**Given exercise**: Extract the whole listing as it stands. Do not include the pictures.

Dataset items
______

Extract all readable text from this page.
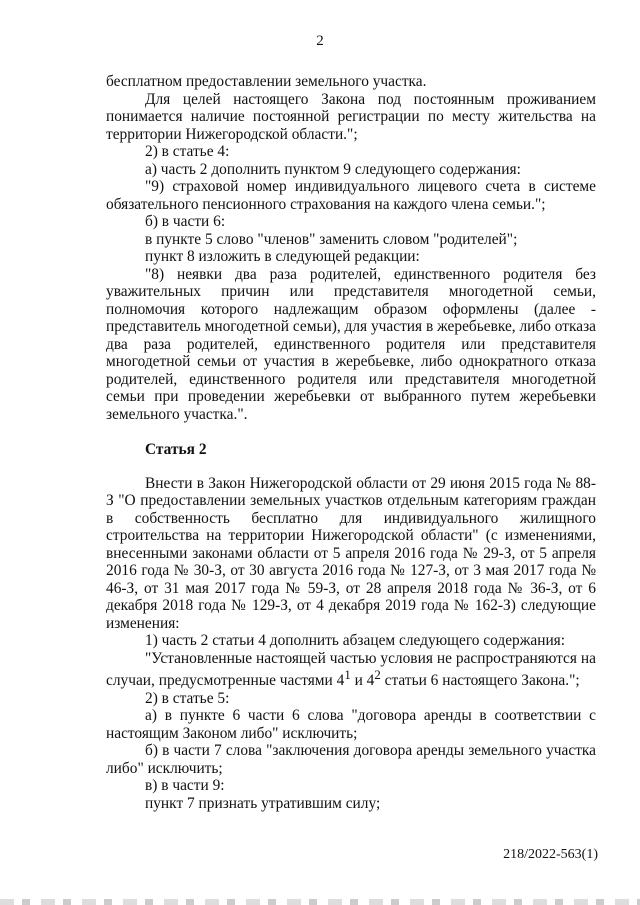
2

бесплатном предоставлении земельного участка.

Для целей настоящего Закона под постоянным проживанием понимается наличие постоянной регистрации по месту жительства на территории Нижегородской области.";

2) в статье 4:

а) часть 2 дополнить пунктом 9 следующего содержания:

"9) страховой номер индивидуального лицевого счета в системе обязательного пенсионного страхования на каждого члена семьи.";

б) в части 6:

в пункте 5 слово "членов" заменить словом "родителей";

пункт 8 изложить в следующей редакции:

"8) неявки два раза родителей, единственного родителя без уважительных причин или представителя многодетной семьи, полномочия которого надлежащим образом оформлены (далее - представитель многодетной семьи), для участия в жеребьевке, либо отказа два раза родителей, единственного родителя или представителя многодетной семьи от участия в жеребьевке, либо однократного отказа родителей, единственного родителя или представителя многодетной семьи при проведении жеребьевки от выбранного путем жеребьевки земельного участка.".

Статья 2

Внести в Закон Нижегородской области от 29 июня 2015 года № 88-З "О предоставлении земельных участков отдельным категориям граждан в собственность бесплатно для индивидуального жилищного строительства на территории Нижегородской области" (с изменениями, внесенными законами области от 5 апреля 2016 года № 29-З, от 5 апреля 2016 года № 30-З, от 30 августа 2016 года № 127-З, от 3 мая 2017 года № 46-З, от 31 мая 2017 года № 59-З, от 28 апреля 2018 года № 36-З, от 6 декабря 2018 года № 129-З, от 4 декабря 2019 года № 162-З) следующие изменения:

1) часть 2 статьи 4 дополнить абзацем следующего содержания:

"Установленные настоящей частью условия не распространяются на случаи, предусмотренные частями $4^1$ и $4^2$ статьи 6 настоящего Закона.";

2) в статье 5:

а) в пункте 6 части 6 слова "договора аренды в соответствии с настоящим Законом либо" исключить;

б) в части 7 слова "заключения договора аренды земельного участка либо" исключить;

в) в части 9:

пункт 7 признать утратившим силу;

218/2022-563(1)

______

**Exercise response**:
Extract all readable text from this page.
2

бесплатном предоставлении земельного участка.

Для целей настоящего Закона под постоянным проживанием понимается наличие постоянной регистрации по месту жительства на территории Нижегородской области.";

2) в статье 4:

а) часть 2 дополнить пунктом 9 следующего содержания:

"9) страховой номер индивидуального лицевого счета в системе обязательного пенсионного страхования на каждого члена семьи.";

б) в части 6:

в пункте 5 слово "членов" заменить словом "родителей";

пункт 8 изложить в следующей редакции:

"8) неявки два раза родителей, единственного родителя без уважительных причин или представителя многодетной семьи, полномочия которого надлежащим образом оформлены (далее - представитель многодетной семьи), для участия в жеребьевке, либо отказа два раза родителей, единственного родителя или представителя многодетной семьи от участия в жеребьевке, либо однократного отказа родителей, единственного родителя или представителя многодетной семьи при проведении жеребьевки от выбранного путем жеребьевки земельного участка.".

Статья 2

Внести в Закон Нижегородской области от 29 июня 2015 года № 88-З "О предоставлении земельных участков отдельным категориям граждан в собственность бесплатно для индивидуального жилищного строительства на территории Нижегородской области" (с изменениями, внесенными законами области от 5 апреля 2016 года № 29-З, от 5 апреля 2016 года № 30-З, от 30 августа 2016 года № 127-З, от 3 мая 2017 года № 46-З, от 31 мая 2017 года № 59-З, от 28 апреля 2018 года № 36-З, от 6 декабря 2018 года № 129-З, от 4 декабря 2019 года № 162-З) следующие изменения:

1) часть 2 статьи 4 дополнить абзацем следующего содержания:

"Установленные настоящей частью условия не распространяются на случаи, предусмотренные частями $4^1$ и $4^2$ статьи 6 настоящего Закона.";

2) в статье 5:

а) в пункте 6 части 6 слова "договора аренды в соответствии с настоящим Законом либо" исключить;

б) в части 7 слова "заключения договора аренды земельного участка либо" исключить;

в) в части 9:

пункт 7 признать утратившим силу;

218/2022-563(1)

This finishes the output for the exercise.